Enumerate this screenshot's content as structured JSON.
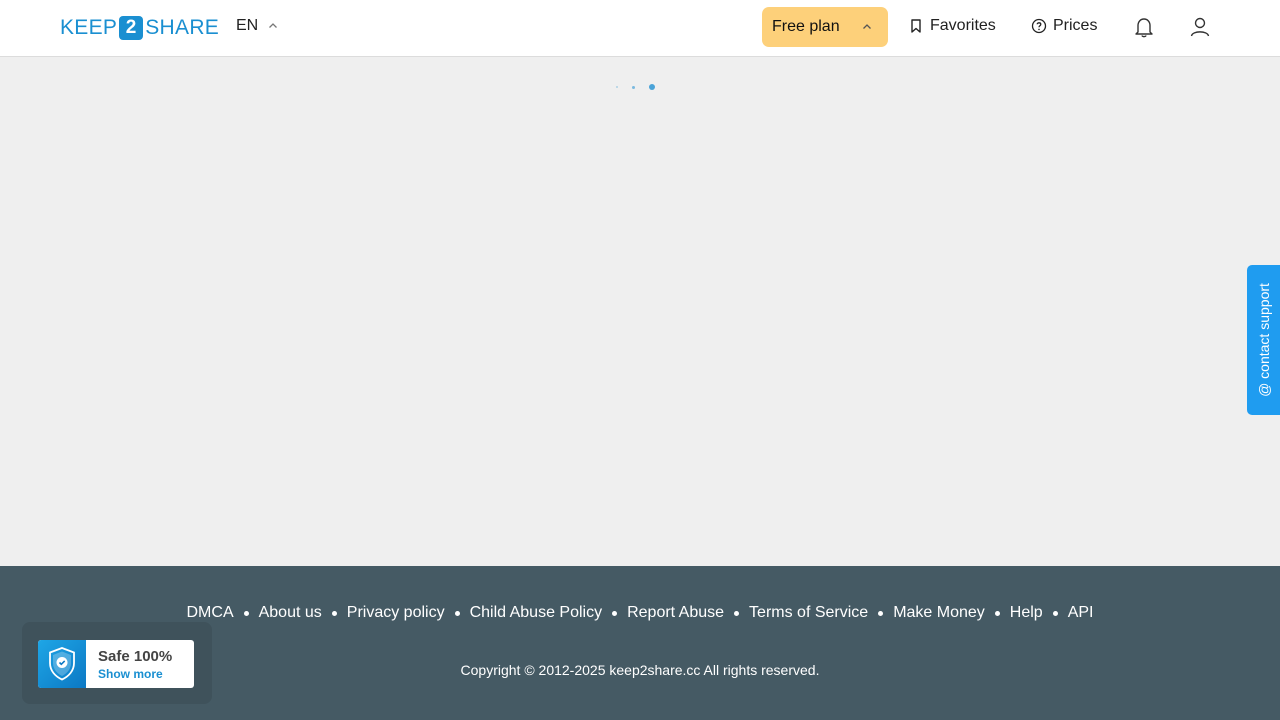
{
  "header": {
    "logo_left": "KEEP",
    "logo_mid": "2",
    "logo_right": "SHARE",
    "language": "EN",
    "plan_button": "Free plan",
    "favorites": "Favorites",
    "prices": "Prices"
  },
  "support_tab": {
    "label": "@ contact support"
  },
  "footer": {
    "links": [
      "DMCA",
      "About us",
      "Privacy policy",
      "Child Abuse Policy",
      "Report Abuse",
      "Terms of Service",
      "Make Money",
      "Help",
      "API"
    ],
    "copyright": "Copyright © 2012-2025 keep2share.cc All rights reserved."
  },
  "safe_badge": {
    "title": "Safe 100%",
    "more": "Show more"
  },
  "colors": {
    "brand": "#1a8fd1",
    "plan_button_bg": "#fdd07a",
    "footer_bg": "#455a64",
    "support_tab_bg": "#1f9cf0",
    "page_bg": "#efefef"
  },
  "icons": [
    "chevron-up-icon",
    "bookmark-icon",
    "help-circle-icon",
    "bell-icon",
    "user-icon",
    "shield-check-icon"
  ]
}
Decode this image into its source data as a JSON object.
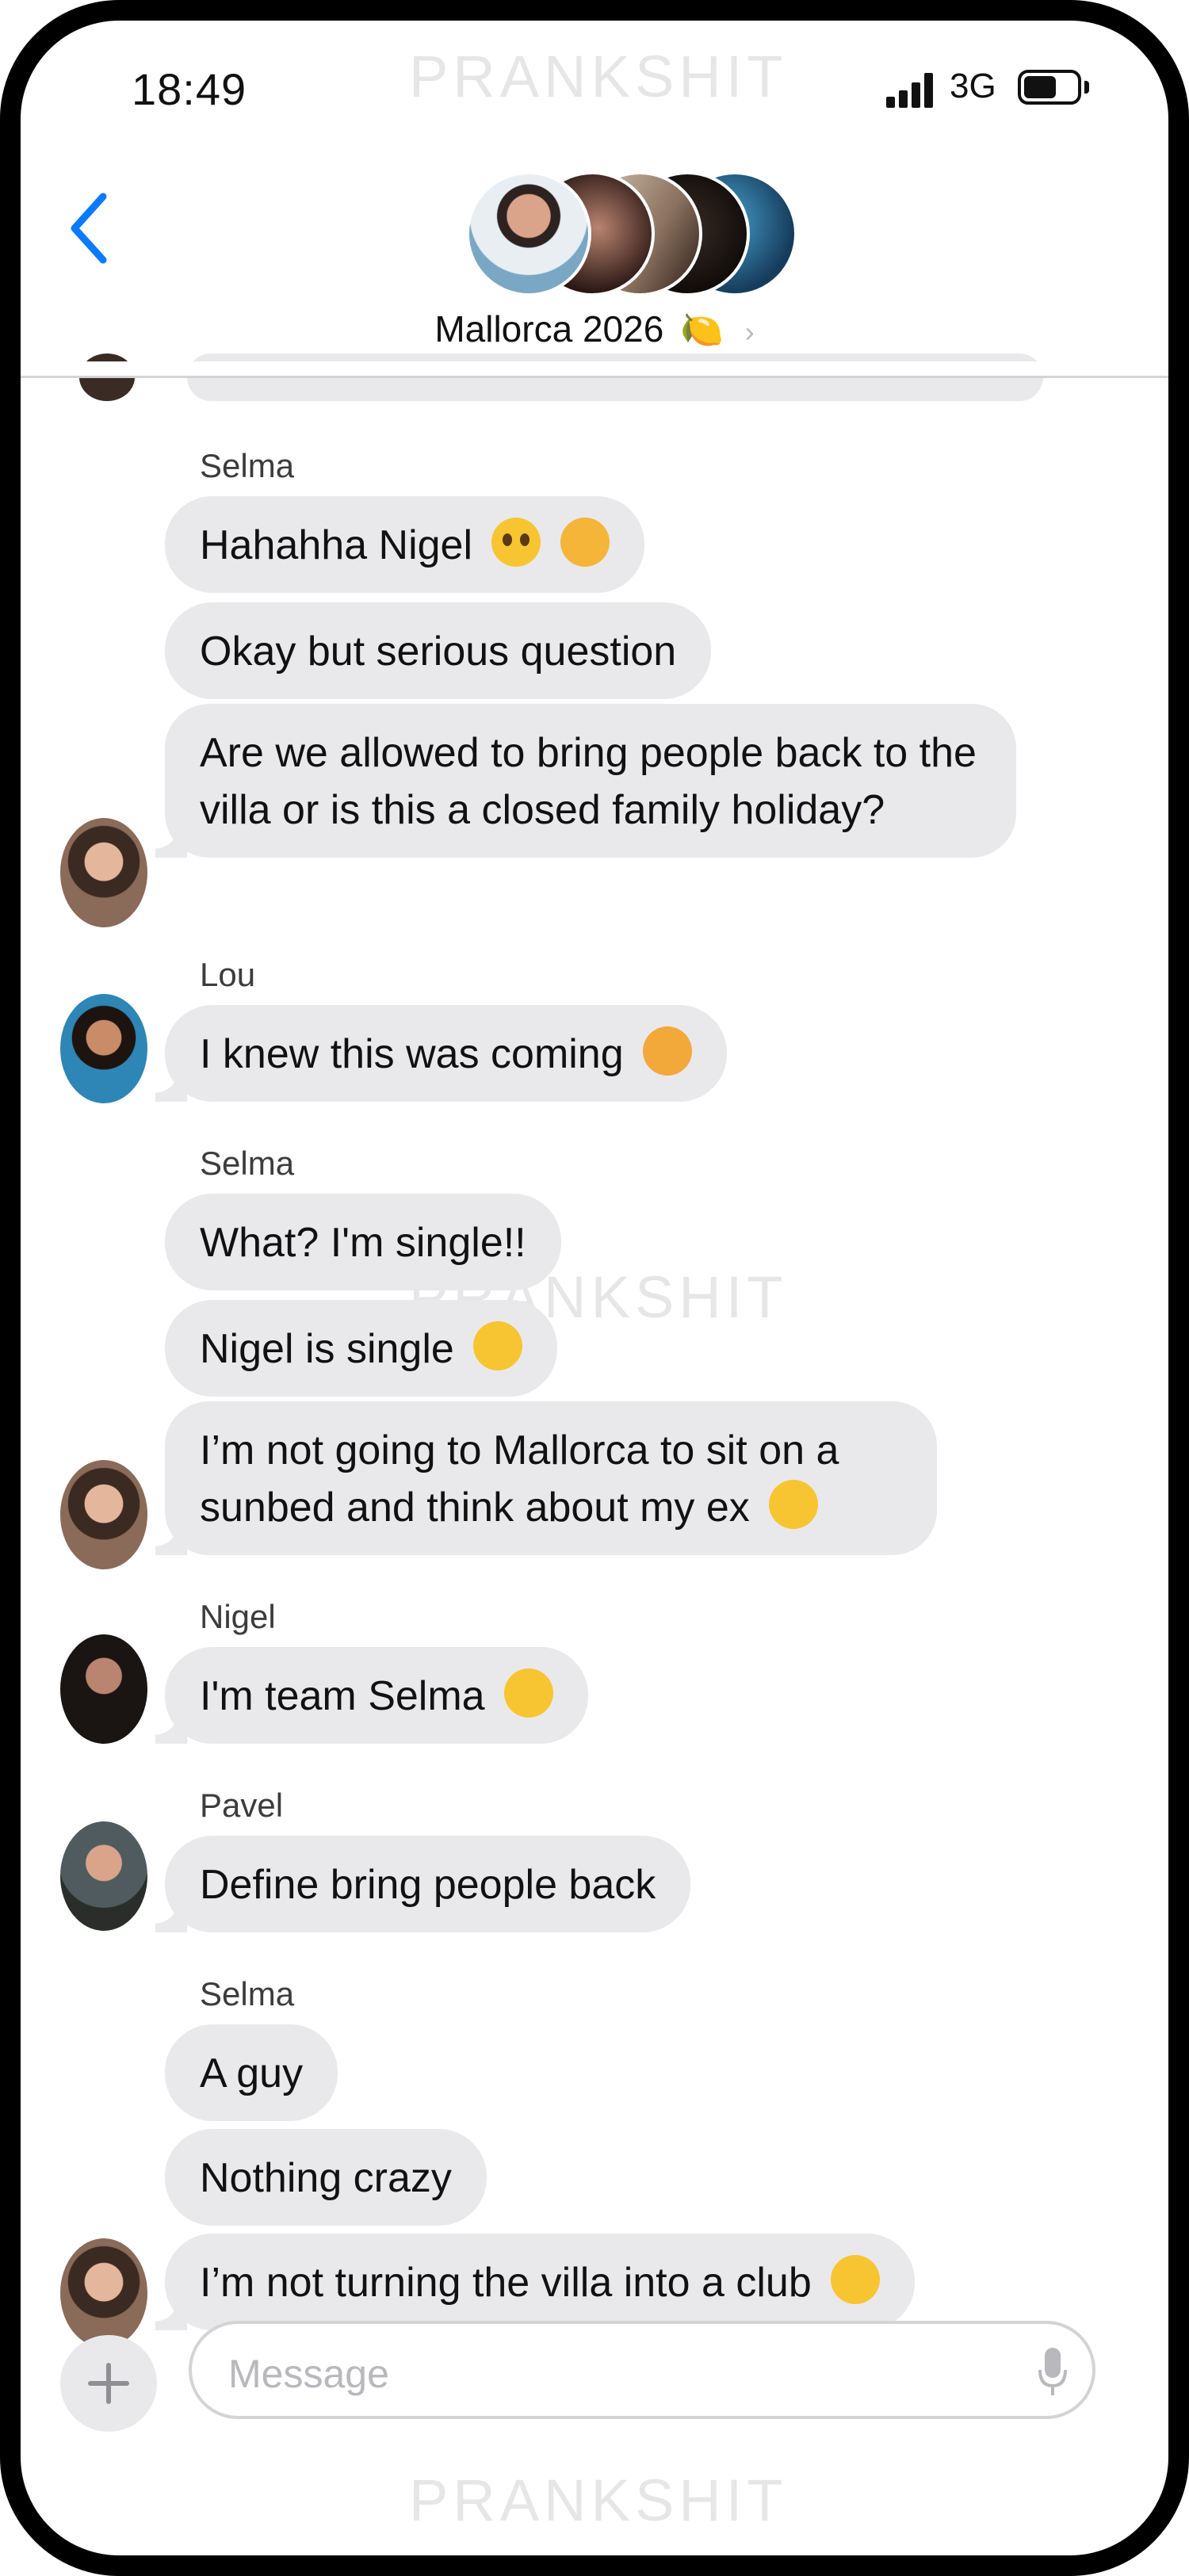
{
  "status_bar": {
    "time": "18:49",
    "network": "3G"
  },
  "watermark": "PRANKSHIT",
  "header": {
    "group_name": "Mallorca 2026",
    "group_emoji": "🍋",
    "chevron": "›"
  },
  "icons": {
    "back": "chevron-left-icon",
    "plus": "plus-icon",
    "mic": "microphone-icon"
  },
  "colors": {
    "accent": "#0a7aff",
    "bubble": "#e9e9eb",
    "text": "#111111"
  },
  "messages": {
    "s1_sender": "Selma",
    "m1": "Hahahha Nigel",
    "m2": "Okay but serious question",
    "m3": "Are we allowed to bring people back to the villa or is this a closed family holiday?",
    "s2_sender": "Lou",
    "m4": "I knew this was coming",
    "s3_sender": "Selma",
    "m5": "What? I'm single!!",
    "m6": "Nigel is single",
    "m7": "I’m not going to Mallorca to sit on a sunbed and think about my ex",
    "s4_sender": "Nigel",
    "m8": "I'm team Selma",
    "s5_sender": "Pavel",
    "m9": "Define bring people back",
    "s6_sender": "Selma",
    "m10": "A guy",
    "m11": "Nothing crazy",
    "m12": "I’m not turning the villa into a club"
  },
  "composer": {
    "placeholder": "Message"
  }
}
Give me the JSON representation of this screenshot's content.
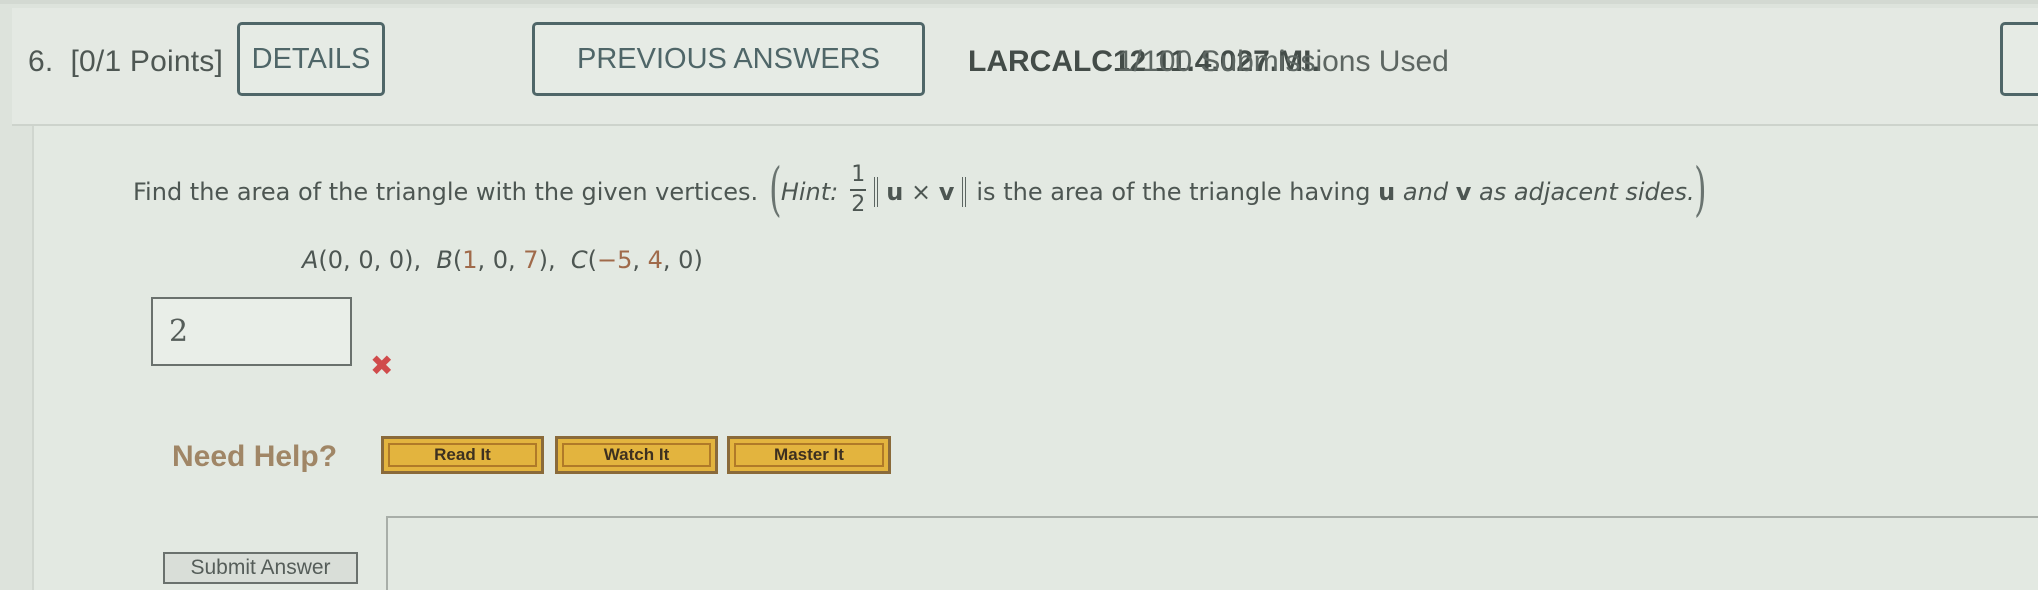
{
  "header": {
    "question_number": "6.",
    "points": "[0/1 Points]",
    "details_label": "DETAILS",
    "previous_answers_label": "PREVIOUS ANSWERS",
    "question_id": "LARCALC12 11.4.027.MI.",
    "submissions": "1/100 Submissions Used"
  },
  "question": {
    "prompt": "Find the area of the triangle with the given vertices.",
    "hint_label": "Hint:",
    "frac_num": "1",
    "frac_den": "2",
    "u": "u",
    "times": "×",
    "v": "v",
    "hint_text_1": "is the area of the triangle having",
    "hint_u": "u",
    "hint_and": "and",
    "hint_v": "v",
    "hint_text_2": "as adjacent sides.",
    "vertices": {
      "A_label": "A",
      "A": "(0, 0, 0),",
      "B_label": "B",
      "B_open": "(",
      "B_x": "1",
      "B_mid": ", 0, ",
      "B_z": "7",
      "B_close": "),",
      "C_label": "C",
      "C_open": "(",
      "C_x": "−5",
      "C_sep": ", ",
      "C_y": "4",
      "C_close": ", 0)"
    }
  },
  "answer": {
    "value": "2",
    "status": "incorrect",
    "status_icon": "✖",
    "status_color": "#d04b4b"
  },
  "help": {
    "label": "Need Help?",
    "read_it": "Read It",
    "watch_it": "Watch It",
    "master_it": "Master It"
  },
  "submit": {
    "label": "Submit Answer"
  }
}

**The task:** Where does the word "chevron" appear? Return each line that holds it.

**Task output:**
    "chevron-up-icon",
    "chevron": "›"
    "back": "chevron-left-icon",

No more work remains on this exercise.